▸ Exercise directions
Skip the images and return the records below exactly.

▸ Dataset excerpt

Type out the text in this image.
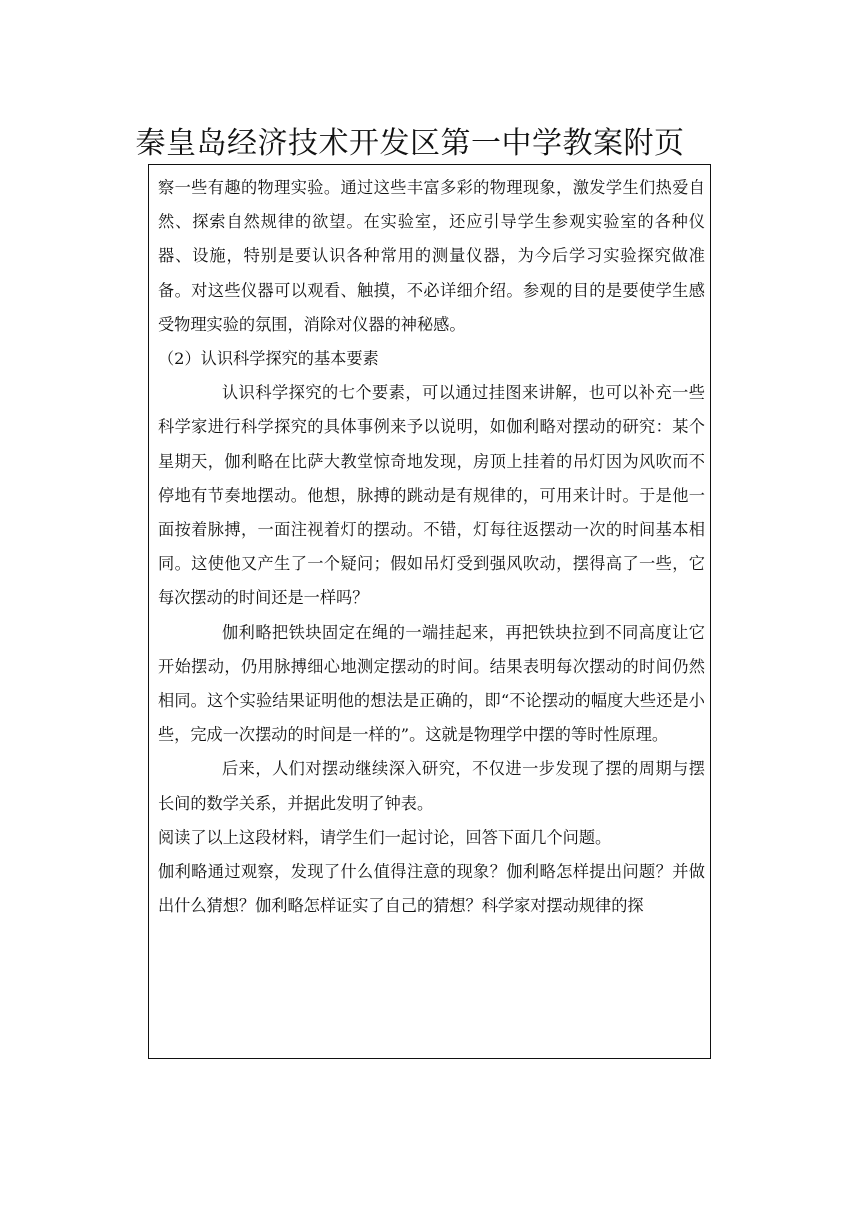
秦皇岛经济技术开发区第一中学教案附页

察一些有趣的物理实验。通过这些丰富多彩的物理现象，激发学生们热爱自然、探索自然规律的欲望。在实验室，还应引导学生参观实验室的各种仪器、设施，特别是要认识各种常用的测量仪器，为今后学习实验探究做准备。对这些仪器可以观看、触摸，不必详细介绍。参观的目的是要使学生感受物理实验的氛围，消除对仪器的神秘感。

（2）认识科学探究的基本要素

认识科学探究的七个要素，可以通过挂图来讲解，也可以补充一些科学家进行科学探究的具体事例来予以说明，如伽利略对摆动的研究：某个星期天，伽利略在比萨大教堂惊奇地发现，房顶上挂着的吊灯因为风吹而不停地有节奏地摆动。他想，脉搏的跳动是有规律的，可用来计时。于是他一面按着脉搏，一面注视着灯的摆动。不错，灯每往返摆动一次的时间基本相同。这使他又产生了一个疑问；假如吊灯受到强风吹动，摆得高了一些，它每次摆动的时间还是一样吗？

伽利略把铁块固定在绳的一端挂起来，再把铁块拉到不同高度让它开始摆动，仍用脉搏细心地测定摆动的时间。结果表明每次摆动的时间仍然相同。这个实验结果证明他的想法是正确的，即“不论摆动的幅度大些还是小些，完成一次摆动的时间是一样的”。这就是物理学中摆的等时性原理。

后来，人们对摆动继续深入研究，不仅进一步发现了摆的周期与摆长间的数学关系，并据此发明了钟表。

阅读了以上这段材料，请学生们一起讨论，回答下面几个问题。

伽利略通过观察，发现了什么值得注意的现象？伽利略怎样提出问题？并做出什么猜想？伽利略怎样证实了自己的猜想？科学家对摆动规律的探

▸ Solution for this task
Type out the text in this image.
秦皇岛经济技术开发区第一中学教案附页

察一些有趣的物理实验。通过这些丰富多彩的物理现象，激发学生们热爱自然、探索自然规律的欲望。在实验室，还应引导学生参观实验室的各种仪器、设施，特别是要认识各种常用的测量仪器，为今后学习实验探究做准备。对这些仪器可以观看、触摸，不必详细介绍。参观的目的是要使学生感受物理实验的氛围，消除对仪器的神秘感。

（2）认识科学探究的基本要素

认识科学探究的七个要素，可以通过挂图来讲解，也可以补充一些科学家进行科学探究的具体事例来予以说明，如伽利略对摆动的研究：某个星期天，伽利略在比萨大教堂惊奇地发现，房顶上挂着的吊灯因为风吹而不停地有节奏地摆动。他想，脉搏的跳动是有规律的，可用来计时。于是他一面按着脉搏，一面注视着灯的摆动。不错，灯每往返摆动一次的时间基本相同。这使他又产生了一个疑问；假如吊灯受到强风吹动，摆得高了一些，它每次摆动的时间还是一样吗？

伽利略把铁块固定在绳的一端挂起来，再把铁块拉到不同高度让它开始摆动，仍用脉搏细心地测定摆动的时间。结果表明每次摆动的时间仍然相同。这个实验结果证明他的想法是正确的，即“不论摆动的幅度大些还是小些，完成一次摆动的时间是一样的”。这就是物理学中摆的等时性原理。

后来，人们对摆动继续深入研究，不仅进一步发现了摆的周期与摆长间的数学关系，并据此发明了钟表。

阅读了以上这段材料，请学生们一起讨论，回答下面几个问题。

伽利略通过观察，发现了什么值得注意的现象？伽利略怎样提出问题？并做出什么猜想？伽利略怎样证实了自己的猜想？科学家对摆动规律的探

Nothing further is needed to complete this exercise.